* **What is asked**:
Copy every line of the data in which the word "title" occurs.

* **Material for this exercise**:
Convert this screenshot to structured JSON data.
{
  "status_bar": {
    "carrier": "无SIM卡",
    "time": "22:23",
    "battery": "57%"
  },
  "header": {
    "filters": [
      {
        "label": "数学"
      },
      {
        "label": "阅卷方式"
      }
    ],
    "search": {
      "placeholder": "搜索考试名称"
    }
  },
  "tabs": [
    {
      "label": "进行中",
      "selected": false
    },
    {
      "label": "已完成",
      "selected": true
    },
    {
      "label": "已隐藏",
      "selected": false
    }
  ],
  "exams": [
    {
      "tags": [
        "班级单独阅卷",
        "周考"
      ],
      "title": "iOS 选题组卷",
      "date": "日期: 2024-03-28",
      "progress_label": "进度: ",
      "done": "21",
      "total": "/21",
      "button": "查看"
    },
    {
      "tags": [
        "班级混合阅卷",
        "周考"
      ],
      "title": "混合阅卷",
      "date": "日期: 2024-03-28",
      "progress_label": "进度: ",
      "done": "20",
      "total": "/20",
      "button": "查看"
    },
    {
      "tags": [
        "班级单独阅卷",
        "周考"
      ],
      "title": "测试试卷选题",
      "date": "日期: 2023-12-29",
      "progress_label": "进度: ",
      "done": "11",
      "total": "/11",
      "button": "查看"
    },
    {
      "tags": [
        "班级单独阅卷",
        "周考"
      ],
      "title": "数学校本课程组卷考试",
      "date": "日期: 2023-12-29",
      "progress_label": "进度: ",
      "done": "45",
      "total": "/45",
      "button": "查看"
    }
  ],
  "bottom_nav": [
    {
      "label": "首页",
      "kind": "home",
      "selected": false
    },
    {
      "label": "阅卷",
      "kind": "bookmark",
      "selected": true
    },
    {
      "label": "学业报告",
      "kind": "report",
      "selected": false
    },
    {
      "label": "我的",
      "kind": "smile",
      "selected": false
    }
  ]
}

* **The answer**:
      "title": "iOS 选题组卷",
      "title": "混合阅卷",
      "title": "测试试卷选题",
      "title": "数学校本课程组卷考试",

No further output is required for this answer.